### What you will do
Pick out all lines in the listing holding the string "JSON" and copy them.

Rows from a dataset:
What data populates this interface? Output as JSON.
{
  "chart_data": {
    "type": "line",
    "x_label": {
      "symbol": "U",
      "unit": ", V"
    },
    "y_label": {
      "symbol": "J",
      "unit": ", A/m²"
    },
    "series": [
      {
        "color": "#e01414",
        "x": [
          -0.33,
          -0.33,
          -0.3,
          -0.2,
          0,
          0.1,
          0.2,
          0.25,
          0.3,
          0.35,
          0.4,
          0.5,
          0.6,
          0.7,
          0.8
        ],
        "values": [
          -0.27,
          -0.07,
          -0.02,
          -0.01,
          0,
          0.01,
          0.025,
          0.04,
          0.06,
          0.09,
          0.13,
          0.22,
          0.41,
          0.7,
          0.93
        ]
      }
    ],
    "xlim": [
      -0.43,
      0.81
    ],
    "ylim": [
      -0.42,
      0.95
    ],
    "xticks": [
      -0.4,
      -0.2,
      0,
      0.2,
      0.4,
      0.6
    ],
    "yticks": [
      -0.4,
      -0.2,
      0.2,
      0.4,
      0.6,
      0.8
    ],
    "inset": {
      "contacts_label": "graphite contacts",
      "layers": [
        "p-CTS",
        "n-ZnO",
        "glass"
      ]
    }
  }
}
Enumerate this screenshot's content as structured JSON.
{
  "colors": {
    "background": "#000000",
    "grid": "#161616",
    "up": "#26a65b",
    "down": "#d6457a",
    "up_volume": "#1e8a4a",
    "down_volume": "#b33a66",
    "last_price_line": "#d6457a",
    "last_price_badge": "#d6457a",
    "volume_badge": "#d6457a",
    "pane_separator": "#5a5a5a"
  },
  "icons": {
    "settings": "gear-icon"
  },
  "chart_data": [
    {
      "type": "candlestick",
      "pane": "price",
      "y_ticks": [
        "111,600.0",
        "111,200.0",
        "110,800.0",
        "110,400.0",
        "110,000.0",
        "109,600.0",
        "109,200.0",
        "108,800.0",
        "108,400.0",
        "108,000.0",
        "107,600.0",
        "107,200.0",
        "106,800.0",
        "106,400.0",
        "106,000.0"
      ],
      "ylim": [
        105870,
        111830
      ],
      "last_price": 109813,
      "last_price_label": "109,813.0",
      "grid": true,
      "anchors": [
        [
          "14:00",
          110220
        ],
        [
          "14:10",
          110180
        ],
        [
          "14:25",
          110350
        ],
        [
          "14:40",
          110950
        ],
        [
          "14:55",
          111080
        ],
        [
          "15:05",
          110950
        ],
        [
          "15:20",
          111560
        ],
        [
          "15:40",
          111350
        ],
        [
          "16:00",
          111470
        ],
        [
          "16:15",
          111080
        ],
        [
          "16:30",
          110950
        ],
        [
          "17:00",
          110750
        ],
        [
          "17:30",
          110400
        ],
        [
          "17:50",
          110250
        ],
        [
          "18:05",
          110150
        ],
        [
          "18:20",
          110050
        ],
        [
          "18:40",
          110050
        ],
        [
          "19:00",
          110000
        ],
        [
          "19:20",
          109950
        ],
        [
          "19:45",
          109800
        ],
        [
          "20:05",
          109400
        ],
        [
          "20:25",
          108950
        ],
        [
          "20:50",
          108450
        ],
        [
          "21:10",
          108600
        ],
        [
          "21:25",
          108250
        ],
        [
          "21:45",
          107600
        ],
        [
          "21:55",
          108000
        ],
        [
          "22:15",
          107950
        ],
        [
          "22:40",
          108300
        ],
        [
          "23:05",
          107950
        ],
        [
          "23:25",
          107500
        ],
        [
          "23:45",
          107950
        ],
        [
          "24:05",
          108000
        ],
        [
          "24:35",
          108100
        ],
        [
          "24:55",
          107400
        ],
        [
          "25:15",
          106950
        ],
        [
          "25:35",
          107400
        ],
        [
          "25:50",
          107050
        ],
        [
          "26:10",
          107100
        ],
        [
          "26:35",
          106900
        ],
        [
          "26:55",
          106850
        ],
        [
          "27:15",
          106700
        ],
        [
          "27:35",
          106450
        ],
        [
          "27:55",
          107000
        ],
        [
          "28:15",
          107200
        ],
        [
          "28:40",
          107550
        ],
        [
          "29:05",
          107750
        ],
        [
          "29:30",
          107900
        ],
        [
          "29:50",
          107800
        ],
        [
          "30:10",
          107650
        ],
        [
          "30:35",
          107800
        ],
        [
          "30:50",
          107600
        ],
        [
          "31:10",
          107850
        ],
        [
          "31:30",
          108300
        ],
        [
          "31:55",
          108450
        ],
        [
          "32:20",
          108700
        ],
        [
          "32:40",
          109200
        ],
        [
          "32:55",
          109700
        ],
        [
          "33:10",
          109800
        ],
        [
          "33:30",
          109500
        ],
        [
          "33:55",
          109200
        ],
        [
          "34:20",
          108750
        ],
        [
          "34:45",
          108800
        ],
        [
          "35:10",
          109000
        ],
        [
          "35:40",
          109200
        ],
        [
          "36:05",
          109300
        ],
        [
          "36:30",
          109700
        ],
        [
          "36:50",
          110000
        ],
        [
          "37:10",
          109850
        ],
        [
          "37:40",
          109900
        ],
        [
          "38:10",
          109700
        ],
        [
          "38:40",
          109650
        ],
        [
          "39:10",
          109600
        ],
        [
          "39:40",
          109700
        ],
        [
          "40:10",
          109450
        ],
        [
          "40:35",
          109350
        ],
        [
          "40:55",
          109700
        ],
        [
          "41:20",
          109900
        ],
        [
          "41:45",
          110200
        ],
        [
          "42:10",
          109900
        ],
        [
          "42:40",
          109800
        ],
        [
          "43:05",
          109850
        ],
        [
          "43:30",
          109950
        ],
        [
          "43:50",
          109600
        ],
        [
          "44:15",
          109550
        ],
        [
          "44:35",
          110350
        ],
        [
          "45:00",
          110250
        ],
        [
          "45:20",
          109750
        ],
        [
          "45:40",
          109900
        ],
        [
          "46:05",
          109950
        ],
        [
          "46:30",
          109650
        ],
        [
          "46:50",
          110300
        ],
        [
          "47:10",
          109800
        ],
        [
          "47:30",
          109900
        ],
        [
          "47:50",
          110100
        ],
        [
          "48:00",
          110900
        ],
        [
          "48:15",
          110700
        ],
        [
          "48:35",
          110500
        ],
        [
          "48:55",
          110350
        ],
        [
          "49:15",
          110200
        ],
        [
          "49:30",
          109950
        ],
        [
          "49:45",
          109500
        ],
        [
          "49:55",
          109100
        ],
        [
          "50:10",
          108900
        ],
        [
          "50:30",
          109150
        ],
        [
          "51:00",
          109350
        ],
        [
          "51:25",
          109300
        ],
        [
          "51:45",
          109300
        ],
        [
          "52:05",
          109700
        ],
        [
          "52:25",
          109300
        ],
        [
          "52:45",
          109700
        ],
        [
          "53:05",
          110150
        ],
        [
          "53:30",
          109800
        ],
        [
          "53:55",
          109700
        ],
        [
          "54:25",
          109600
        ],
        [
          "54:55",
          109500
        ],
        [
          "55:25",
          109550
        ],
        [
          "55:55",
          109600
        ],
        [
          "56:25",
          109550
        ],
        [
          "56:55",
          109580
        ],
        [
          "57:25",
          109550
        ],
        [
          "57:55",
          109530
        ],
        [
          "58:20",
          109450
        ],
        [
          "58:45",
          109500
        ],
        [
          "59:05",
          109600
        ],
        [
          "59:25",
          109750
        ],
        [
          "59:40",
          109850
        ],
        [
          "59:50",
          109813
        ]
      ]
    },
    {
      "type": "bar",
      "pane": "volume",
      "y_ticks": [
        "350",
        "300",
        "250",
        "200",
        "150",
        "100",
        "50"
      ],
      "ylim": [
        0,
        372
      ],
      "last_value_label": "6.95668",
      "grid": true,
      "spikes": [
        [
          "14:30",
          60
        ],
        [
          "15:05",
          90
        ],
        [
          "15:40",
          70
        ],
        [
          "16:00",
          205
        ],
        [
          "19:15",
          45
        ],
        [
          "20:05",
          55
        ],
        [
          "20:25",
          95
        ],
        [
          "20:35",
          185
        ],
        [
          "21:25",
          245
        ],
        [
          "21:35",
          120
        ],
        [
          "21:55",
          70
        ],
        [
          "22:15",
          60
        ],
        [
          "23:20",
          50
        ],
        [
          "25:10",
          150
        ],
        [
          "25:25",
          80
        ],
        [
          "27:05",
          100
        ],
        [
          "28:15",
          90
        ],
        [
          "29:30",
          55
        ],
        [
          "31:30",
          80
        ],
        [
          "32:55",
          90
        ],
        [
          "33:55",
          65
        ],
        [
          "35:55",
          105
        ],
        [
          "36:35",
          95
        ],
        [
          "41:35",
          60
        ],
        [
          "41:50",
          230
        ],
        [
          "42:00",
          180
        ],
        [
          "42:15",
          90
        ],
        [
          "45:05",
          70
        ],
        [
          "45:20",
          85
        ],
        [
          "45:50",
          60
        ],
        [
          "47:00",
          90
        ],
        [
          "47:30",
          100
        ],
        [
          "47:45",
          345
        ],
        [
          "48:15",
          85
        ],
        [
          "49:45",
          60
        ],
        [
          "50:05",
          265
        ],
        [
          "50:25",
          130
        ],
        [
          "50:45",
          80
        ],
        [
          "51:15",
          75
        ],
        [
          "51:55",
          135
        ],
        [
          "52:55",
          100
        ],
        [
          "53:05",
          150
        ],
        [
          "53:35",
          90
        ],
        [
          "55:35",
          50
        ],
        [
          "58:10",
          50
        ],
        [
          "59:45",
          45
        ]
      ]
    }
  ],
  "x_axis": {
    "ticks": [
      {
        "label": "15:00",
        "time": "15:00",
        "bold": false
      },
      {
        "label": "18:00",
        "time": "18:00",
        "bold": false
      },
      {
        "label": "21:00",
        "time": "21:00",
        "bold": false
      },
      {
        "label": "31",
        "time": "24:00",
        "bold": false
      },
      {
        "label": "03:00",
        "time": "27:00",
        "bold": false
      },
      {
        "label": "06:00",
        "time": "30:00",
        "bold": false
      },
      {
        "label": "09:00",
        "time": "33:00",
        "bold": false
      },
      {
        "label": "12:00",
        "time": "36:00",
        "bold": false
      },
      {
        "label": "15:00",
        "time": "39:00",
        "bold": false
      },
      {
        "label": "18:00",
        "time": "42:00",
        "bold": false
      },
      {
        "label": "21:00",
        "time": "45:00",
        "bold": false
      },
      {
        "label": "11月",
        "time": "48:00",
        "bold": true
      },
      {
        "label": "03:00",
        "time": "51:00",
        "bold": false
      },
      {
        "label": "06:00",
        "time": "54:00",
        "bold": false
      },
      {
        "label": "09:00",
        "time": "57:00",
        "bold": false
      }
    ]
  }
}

### Exercise response
What data populates this interface? Output as JSON.
Enumerate this screenshot's content as structured JSON.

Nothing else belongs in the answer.